PROVIDED PASSAGE
------------

MASS FOR DECEASED CARDINALS AND BISHOPS OF THE PAST YEAR
HOMILY OF HIS HOLINESS BENEDICT XVI
Saint Peter's Basilica
The month of November draws its special spiritual tone from the two days with
which it opens: the Solemnity of All Saints and the Commemoration of all the
faithful departed. The mystery of the communion of saints illumines this month
and the whole of the last part of the liturgical year in particular, directing
our meditation to the earthly destiny of man in the light of Christ's Pasch.
The great family of the Church finds in these days a time of grace and lives them, in accordance with her vocation, gathered closely around the Lord in prayer and offering his redeeming Sacrifice for the repose of the deceased faithful. Today, we offer it especially for the Cardinals and Bishops who have departed from us in this past year.
For a long time I was a member of the College of Cardinals, of which I was Dean for two and a half years. I therefore feel particularly attached to this special community over which I also had the honour to preside during the unforgettable days that followed the departure of the beloved Pope John Paul II.

------------

WRITTEN INSTRUCTION 1
According to the homily, how long was its speaker Dean of the College of Cardinals?
WRITTEN INSTRUCTION 2
Copy the homily from "For a long time" to "John Paul II.".
Rely only on the homily for your answers.

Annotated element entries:

------------

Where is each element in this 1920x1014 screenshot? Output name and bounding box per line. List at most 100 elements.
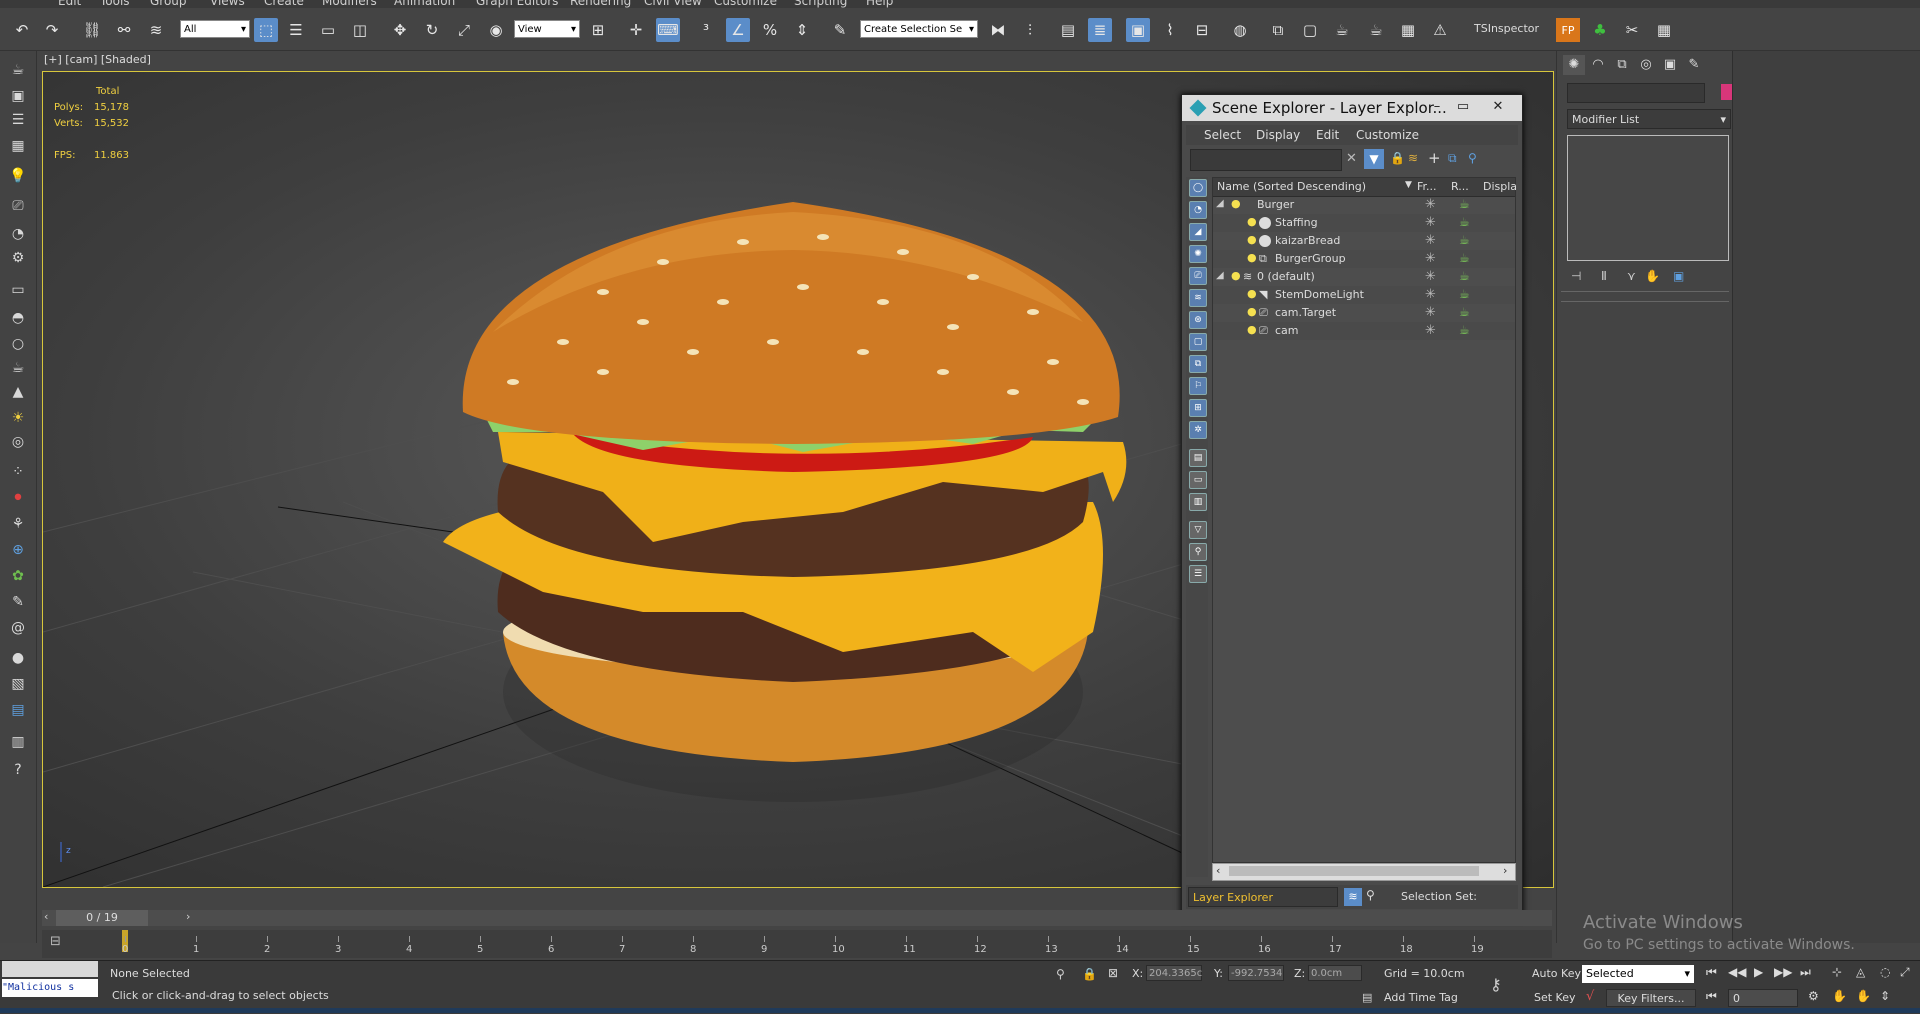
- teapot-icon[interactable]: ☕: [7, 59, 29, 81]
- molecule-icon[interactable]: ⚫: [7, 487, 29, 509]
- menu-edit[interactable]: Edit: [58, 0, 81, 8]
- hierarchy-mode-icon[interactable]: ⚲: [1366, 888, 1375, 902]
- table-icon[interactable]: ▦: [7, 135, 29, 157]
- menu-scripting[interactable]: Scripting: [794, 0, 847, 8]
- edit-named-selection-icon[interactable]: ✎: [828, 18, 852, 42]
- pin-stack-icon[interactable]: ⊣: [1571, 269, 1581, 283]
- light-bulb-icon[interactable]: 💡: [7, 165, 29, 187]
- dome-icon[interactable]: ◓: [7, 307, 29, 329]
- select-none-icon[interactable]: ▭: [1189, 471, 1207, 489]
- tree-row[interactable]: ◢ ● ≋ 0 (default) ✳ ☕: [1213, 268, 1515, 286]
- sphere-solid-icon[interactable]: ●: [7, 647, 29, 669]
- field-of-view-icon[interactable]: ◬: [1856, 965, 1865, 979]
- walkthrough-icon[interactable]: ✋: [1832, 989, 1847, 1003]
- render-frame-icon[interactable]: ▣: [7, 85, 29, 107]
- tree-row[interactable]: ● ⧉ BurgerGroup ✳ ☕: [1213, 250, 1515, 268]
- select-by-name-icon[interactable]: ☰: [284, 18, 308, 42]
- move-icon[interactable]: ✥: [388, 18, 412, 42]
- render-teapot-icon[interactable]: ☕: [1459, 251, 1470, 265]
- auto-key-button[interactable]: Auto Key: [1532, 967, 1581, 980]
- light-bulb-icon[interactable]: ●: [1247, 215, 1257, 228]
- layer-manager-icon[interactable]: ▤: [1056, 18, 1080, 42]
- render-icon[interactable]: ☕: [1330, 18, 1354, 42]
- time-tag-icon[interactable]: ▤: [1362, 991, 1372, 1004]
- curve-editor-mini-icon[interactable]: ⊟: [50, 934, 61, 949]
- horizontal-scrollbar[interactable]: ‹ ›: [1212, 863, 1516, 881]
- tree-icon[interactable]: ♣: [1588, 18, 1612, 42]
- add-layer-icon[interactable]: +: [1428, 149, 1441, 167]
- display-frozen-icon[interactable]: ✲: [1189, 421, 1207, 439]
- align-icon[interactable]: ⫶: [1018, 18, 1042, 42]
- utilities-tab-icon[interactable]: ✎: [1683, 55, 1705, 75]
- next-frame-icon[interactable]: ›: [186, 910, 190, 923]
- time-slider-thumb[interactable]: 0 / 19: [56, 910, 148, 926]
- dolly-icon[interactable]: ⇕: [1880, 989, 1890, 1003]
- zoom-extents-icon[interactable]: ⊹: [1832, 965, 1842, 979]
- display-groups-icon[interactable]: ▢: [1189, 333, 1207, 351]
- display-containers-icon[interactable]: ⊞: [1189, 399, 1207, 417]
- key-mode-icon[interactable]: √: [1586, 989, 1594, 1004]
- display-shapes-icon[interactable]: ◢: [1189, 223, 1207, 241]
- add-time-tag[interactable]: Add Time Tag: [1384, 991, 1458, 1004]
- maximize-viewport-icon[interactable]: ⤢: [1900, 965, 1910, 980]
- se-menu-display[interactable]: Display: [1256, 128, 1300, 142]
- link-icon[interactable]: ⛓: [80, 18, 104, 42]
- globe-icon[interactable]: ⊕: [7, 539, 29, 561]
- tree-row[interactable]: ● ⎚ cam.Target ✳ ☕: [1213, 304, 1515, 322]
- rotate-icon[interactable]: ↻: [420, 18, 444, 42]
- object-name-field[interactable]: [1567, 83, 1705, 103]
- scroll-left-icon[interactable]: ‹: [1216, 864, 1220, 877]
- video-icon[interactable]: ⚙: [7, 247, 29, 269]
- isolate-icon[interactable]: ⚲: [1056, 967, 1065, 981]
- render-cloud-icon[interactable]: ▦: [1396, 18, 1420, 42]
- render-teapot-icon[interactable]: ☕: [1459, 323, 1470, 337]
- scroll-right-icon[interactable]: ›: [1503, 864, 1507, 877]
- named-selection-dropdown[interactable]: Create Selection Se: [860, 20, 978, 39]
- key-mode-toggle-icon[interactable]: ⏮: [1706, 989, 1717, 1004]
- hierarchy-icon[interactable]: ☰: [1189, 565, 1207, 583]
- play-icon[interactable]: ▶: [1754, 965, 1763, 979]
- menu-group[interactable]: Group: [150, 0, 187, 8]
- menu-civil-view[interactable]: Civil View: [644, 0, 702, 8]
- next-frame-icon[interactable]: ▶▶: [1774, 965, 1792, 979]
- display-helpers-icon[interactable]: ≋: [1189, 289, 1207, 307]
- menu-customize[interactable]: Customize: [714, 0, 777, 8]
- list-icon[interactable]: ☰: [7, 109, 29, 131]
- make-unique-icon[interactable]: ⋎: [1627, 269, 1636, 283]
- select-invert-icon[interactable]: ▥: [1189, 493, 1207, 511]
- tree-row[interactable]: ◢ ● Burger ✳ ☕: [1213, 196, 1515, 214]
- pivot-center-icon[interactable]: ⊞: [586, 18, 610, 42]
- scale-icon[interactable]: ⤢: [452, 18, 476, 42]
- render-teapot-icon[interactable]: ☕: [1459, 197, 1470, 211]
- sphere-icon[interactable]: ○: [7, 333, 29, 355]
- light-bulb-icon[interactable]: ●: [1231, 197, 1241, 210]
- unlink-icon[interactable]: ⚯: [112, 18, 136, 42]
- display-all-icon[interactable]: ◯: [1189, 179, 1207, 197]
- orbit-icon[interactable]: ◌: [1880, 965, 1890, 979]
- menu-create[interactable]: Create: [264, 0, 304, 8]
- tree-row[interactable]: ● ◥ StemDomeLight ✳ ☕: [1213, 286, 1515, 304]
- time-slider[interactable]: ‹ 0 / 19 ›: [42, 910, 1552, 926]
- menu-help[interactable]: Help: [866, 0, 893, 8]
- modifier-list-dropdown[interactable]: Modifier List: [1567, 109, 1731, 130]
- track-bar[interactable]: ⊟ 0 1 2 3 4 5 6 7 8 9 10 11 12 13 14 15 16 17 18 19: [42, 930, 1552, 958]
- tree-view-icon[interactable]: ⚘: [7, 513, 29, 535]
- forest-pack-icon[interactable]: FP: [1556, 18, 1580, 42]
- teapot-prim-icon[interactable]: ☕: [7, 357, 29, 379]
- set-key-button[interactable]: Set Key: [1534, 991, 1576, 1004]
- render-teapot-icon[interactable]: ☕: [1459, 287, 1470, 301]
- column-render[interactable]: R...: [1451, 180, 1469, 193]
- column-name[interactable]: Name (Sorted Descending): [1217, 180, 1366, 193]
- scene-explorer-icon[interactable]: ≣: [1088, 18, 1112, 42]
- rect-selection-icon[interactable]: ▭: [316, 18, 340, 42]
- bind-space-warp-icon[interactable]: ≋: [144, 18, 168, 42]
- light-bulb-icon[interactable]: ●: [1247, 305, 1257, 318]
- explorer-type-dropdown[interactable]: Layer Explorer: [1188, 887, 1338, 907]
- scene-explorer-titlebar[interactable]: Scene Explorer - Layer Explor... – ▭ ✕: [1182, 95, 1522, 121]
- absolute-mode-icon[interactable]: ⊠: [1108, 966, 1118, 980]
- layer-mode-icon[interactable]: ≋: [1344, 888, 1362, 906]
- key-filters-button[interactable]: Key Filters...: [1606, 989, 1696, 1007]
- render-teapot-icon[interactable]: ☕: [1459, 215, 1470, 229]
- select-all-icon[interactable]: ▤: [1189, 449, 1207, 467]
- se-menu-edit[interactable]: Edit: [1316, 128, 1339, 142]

------------

COMPLETE OUTPUT 1
Two and a half years.

COMPLETE OUTPUT 2
For a long time I was a member of the College of Cardinals, of which I was Dean for two and a half years. I therefore feel particularly attached to this special community over which I also had the honour to preside during the unforgettable days that followed the departure of the beloved Pope John Paul II.